(Element boundary records)

● ● ● ●

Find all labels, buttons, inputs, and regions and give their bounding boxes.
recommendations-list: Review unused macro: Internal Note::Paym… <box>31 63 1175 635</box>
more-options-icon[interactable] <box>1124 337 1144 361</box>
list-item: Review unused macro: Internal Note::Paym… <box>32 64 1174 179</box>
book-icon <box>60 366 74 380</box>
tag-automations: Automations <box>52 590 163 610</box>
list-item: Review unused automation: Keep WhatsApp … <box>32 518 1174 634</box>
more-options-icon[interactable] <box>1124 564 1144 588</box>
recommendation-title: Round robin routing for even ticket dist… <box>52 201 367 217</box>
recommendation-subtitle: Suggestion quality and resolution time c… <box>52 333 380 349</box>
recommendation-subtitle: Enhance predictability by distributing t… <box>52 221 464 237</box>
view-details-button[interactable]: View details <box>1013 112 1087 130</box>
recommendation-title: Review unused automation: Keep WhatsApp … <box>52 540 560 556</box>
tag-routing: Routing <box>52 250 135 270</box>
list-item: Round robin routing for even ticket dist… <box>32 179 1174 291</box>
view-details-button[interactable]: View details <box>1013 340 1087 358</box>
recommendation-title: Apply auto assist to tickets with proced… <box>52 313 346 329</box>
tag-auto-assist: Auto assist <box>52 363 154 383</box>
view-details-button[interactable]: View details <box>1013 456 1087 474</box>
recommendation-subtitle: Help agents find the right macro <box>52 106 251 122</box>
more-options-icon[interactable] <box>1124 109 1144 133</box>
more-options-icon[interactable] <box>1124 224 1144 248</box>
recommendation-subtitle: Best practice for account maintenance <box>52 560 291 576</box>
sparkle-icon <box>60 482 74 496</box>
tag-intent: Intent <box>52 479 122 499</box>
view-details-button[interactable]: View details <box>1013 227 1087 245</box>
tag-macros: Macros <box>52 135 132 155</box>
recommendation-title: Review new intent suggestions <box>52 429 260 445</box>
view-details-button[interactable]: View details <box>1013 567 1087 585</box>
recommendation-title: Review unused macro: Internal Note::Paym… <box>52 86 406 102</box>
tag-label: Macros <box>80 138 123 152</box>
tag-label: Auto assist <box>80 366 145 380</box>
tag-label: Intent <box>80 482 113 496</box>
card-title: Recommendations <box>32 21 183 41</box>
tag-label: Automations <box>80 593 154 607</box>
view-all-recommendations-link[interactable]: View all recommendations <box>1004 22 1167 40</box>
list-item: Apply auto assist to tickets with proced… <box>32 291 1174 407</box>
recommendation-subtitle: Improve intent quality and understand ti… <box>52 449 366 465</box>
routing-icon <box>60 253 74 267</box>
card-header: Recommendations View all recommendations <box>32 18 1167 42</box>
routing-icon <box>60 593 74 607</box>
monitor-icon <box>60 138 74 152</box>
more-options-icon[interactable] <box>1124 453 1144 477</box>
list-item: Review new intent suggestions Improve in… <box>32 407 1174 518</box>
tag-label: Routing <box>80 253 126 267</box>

● ● ● ●

#### WHAT TO PRODUCE
Give each line of the data above as a JSON list of strings, one string per line, with blank lines left out.

#### TASK OUTPUT
[
  "Find all labels, buttons, inputs, and regions and give their bounding boxes.",
  "recommendations-list: Review unused macro: Internal Note::Paym… <box>31 63 1175 635</box>",
  "more-options-icon[interactable] <box>1124 337 1144 361</box>",
  "list-item: Review unused macro: Internal Note::Paym… <box>32 64 1174 179</box>",
  "book-icon <box>60 366 74 380</box>",
  "tag-automations: Automations <box>52 590 163 610</box>",
  "list-item: Review unused automation: Keep WhatsApp … <box>32 518 1174 634</box>",
  "more-options-icon[interactable] <box>1124 564 1144 588</box>",
  "recommendation-title: Round robin routing for even ticket dist… <box>52 201 367 217</box>",
  "recommendation-subtitle: Suggestion quality and resolution time c… <box>52 333 380 349</box>",
  "recommendation-subtitle: Enhance predictability by distributing t… <box>52 221 464 237</box>",
  "view-details-button[interactable]: View details <box>1013 112 1087 130</box>",
  "recommendation-title: Review unused automation: Keep WhatsApp … <box>52 540 560 556</box>",
  "tag-routing: Routing <box>52 250 135 270</box>",
  "list-item: Round robin routing for even ticket dist… <box>32 179 1174 291</box>",
  "view-details-button[interactable]: View details <box>1013 340 1087 358</box>",
  "recommendation-title: Apply auto assist to tickets with proced… <box>52 313 346 329</box>",
  "tag-auto-assist: Auto assist <box>52 363 154 383</box>",
  "view-details-button[interactable]: View details <box>1013 456 1087 474</box>",
  "recommendation-subtitle: Help agents find the right macro <box>52 106 251 122</box>",
  "more-options-icon[interactable] <box>1124 109 1144 133</box>",
  "more-options-icon[interactable] <box>1124 224 1144 248</box>",
  "recommendation-subtitle: Best practice for account maintenance <box>52 560 291 576</box>",
  "sparkle-icon <box>60 482 74 496</box>",
  "tag-intent: Intent <box>52 479 122 499</box>",
  "view-details-button[interactable]: View details <box>1013 227 1087 245</box>",
  "tag-macros: Macros <box>52 135 132 155</box>",
  "recommendation-title: Review new intent suggestions <box>52 429 260 445</box>",
  "view-details-button[interactable]: View details <box>1013 567 1087 585</box>",
  "recommendation-title: Review unused macro: Internal Note::Paym… <box>52 86 406 102</box>",
  "tag-label: Macros <box>80 138 123 152</box>",
  "tag-label: Auto assist <box>80 366 145 380</box>",
  "tag-label: Intent <box>80 482 113 496</box>",
  "card-title: Recommendations <box>32 21 183 41</box>",
  "tag-label: Automations <box>80 593 154 607</box>",
  "view-all-recommendations-link[interactable]: View all recommendations <box>1004 22 1167 40</box>",
  "list-item: Apply auto assist to tickets with proced… <box>32 291 1174 407</box>",
  "recommendation-subtitle: Improve intent quality and understand ti… <box>52 449 366 465</box>",
  "routing-icon <box>60 253 74 267</box>",
  "card-header: Recommendations View all recommendations <box>32 18 1167 42</box>",
  "routing-icon <box>60 593 74 607</box>",
  "monitor-icon <box>60 138 74 152</box>",
  "more-options-icon[interactable] <box>1124 453 1144 477</box>",
  "list-item: Review new intent suggestions Improve in… <box>32 407 1174 518</box>",
  "tag-label: Routing <box>80 253 126 267</box>"
]